** Begin **
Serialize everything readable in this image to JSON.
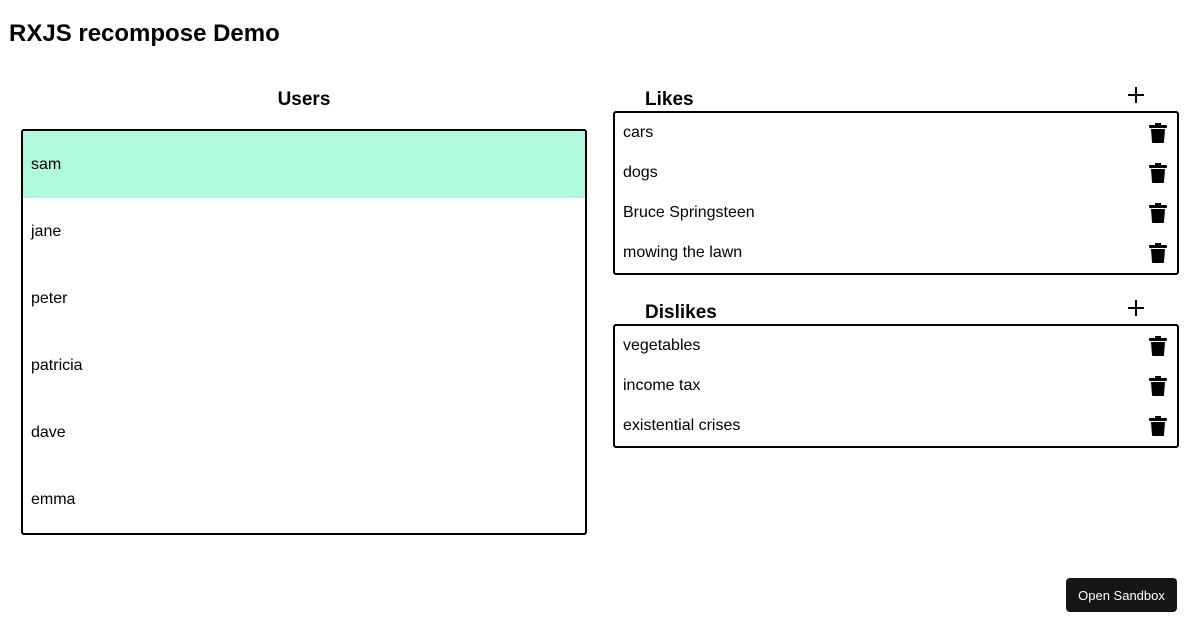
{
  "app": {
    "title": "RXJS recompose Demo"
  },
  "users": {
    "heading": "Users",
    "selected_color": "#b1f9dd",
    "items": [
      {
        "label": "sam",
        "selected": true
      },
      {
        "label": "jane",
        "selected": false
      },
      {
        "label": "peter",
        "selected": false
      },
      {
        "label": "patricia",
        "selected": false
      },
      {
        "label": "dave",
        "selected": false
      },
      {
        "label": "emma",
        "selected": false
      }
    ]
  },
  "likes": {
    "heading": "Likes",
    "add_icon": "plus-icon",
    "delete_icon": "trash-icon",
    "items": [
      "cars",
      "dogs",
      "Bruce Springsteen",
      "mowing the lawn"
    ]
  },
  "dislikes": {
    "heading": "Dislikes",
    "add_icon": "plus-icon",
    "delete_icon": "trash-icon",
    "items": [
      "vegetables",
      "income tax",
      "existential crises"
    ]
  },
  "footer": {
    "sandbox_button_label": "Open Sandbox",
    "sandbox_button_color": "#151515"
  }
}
** End **
### Exercise
Transcribe every record above exactly, leaving out the pictures.

### Answer
Serialize everything readable in this image to JSON.
{
  "app": {
    "title": "RXJS recompose Demo"
  },
  "users": {
    "heading": "Users",
    "selected_color": "#b1f9dd",
    "items": [
      {
        "label": "sam",
        "selected": true
      },
      {
        "label": "jane",
        "selected": false
      },
      {
        "label": "peter",
        "selected": false
      },
      {
        "label": "patricia",
        "selected": false
      },
      {
        "label": "dave",
        "selected": false
      },
      {
        "label": "emma",
        "selected": false
      }
    ]
  },
  "likes": {
    "heading": "Likes",
    "add_icon": "plus-icon",
    "delete_icon": "trash-icon",
    "items": [
      "cars",
      "dogs",
      "Bruce Springsteen",
      "mowing the lawn"
    ]
  },
  "dislikes": {
    "heading": "Dislikes",
    "add_icon": "plus-icon",
    "delete_icon": "trash-icon",
    "items": [
      "vegetables",
      "income tax",
      "existential crises"
    ]
  },
  "footer": {
    "sandbox_button_label": "Open Sandbox",
    "sandbox_button_color": "#151515"
  }
}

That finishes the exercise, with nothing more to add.